Written task: Output only the span of lines that begins at the line containing "Transcribe the text in this document." and ends at the last line of the data, both included, exactly as they appear.

Data extract:
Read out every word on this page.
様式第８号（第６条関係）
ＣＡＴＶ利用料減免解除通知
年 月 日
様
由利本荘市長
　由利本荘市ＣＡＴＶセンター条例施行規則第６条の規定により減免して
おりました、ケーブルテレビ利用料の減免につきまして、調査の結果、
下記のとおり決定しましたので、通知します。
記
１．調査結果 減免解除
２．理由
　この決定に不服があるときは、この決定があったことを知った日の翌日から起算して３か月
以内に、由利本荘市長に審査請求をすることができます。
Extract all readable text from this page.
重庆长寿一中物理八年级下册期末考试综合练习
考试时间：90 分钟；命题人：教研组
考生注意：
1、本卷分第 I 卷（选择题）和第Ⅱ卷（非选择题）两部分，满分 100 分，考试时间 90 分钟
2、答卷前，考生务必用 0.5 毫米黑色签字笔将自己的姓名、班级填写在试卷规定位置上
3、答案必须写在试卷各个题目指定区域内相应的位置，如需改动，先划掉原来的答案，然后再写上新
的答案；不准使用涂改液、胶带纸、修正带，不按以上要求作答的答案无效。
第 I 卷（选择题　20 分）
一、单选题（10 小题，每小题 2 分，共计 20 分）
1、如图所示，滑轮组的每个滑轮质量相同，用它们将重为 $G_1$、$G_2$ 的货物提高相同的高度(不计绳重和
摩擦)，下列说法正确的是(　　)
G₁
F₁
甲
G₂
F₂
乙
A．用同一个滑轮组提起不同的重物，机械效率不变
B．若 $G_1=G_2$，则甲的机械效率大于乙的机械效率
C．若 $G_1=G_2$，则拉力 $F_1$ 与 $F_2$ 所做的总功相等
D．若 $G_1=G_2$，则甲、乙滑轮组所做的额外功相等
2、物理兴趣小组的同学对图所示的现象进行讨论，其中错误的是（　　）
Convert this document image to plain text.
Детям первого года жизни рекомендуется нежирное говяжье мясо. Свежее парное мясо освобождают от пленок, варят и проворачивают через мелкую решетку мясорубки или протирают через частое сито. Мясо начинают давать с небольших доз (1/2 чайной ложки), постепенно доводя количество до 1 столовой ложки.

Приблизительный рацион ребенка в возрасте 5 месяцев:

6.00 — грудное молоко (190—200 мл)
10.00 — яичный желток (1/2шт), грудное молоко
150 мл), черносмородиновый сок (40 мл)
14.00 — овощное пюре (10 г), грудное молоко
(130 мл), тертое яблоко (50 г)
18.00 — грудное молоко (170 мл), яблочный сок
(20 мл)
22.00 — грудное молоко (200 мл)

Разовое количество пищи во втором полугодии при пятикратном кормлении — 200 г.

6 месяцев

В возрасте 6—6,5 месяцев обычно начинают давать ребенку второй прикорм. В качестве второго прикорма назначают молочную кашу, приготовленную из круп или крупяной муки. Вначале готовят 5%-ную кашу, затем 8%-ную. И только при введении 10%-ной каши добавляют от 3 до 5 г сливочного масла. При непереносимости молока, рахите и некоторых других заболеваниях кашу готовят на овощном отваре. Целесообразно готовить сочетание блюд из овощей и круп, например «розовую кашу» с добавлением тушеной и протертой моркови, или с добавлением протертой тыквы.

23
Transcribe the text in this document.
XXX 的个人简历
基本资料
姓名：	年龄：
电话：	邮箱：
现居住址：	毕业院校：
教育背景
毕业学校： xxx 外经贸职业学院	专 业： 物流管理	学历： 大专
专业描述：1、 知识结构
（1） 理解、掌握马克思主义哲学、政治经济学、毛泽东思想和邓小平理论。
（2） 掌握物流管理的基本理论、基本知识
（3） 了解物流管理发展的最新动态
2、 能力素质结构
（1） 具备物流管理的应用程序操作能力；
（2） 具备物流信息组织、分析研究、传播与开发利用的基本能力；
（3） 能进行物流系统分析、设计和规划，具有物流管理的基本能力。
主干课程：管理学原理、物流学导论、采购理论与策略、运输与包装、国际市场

Response:
Transcribe the text in this document.
XXX 的个人简历
基本资料
姓名：	年龄：
电话：	邮箱：
现居住址：	毕业院校：
教育背景
毕业学校： xxx 外经贸职业学院	专 业： 物流管理	学历： 大专
专业描述：1、 知识结构
（1） 理解、掌握马克思主义哲学、政治经济学、毛泽东思想和邓小平理论。
（2） 掌握物流管理的基本理论、基本知识
（3） 了解物流管理发展的最新动态
2、 能力素质结构
（1） 具备物流管理的应用程序操作能力；
（2） 具备物流信息组织、分析研究、传播与开发利用的基本能力；
（3） 能进行物流系统分析、设计和规划，具有物流管理的基本能力。
主干课程：管理学原理、物流学导论、采购理论与策略、运输与包装、国际市场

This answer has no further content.